**Stored data:**
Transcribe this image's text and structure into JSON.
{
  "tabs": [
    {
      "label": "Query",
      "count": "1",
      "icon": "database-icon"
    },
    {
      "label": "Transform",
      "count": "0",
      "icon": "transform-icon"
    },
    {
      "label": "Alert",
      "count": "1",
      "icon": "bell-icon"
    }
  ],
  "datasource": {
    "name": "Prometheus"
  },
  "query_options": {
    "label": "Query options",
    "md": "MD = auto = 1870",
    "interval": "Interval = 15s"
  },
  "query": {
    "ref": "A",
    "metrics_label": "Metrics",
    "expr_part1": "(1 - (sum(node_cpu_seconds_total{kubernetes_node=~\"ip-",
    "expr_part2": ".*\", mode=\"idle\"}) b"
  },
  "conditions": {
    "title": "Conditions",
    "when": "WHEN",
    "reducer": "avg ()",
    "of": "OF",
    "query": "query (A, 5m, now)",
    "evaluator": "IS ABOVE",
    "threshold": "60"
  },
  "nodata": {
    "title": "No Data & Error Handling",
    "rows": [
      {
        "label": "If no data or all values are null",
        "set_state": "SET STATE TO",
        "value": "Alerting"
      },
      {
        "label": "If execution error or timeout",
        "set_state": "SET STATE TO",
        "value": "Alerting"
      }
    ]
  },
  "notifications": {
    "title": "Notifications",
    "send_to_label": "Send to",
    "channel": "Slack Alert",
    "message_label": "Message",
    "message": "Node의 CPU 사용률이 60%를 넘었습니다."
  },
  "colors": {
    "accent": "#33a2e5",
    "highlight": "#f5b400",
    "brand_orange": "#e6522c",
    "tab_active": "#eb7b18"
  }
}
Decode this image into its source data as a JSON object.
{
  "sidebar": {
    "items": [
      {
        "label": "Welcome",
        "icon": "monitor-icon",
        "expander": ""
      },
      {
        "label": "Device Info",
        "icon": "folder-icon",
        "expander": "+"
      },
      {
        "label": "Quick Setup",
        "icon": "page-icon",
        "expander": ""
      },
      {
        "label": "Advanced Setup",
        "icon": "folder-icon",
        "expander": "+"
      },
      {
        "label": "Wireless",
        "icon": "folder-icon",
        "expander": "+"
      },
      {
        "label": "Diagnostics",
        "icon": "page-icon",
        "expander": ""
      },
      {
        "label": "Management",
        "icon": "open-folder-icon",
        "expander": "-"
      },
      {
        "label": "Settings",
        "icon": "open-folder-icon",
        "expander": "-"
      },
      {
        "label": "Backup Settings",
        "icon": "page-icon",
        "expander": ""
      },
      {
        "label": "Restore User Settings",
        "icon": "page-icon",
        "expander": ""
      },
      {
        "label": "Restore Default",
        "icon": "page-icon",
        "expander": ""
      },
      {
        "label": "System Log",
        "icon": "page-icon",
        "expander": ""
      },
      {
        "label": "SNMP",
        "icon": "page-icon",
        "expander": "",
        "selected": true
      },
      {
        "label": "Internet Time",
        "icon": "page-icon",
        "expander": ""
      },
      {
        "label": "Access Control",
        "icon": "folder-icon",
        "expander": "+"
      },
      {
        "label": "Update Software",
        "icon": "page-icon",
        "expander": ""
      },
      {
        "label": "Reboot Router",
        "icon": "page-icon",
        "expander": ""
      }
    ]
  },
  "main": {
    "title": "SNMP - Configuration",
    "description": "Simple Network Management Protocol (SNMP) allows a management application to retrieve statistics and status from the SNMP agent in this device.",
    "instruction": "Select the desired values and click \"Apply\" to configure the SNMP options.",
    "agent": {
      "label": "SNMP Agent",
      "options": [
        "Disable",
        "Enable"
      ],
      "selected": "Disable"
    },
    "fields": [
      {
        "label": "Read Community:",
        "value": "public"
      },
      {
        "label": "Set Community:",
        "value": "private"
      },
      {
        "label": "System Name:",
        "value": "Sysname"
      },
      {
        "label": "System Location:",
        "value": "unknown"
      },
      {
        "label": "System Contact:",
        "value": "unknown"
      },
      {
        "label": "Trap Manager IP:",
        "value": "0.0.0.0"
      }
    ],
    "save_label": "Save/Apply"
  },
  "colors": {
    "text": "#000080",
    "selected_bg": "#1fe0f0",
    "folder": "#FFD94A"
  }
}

**STATED GOAL:** Return all lines containing "into".

**EXERCISE SOLUTION:**
Transcribe this image's text and structure into JSON.
Decode this image into its source data as a JSON object.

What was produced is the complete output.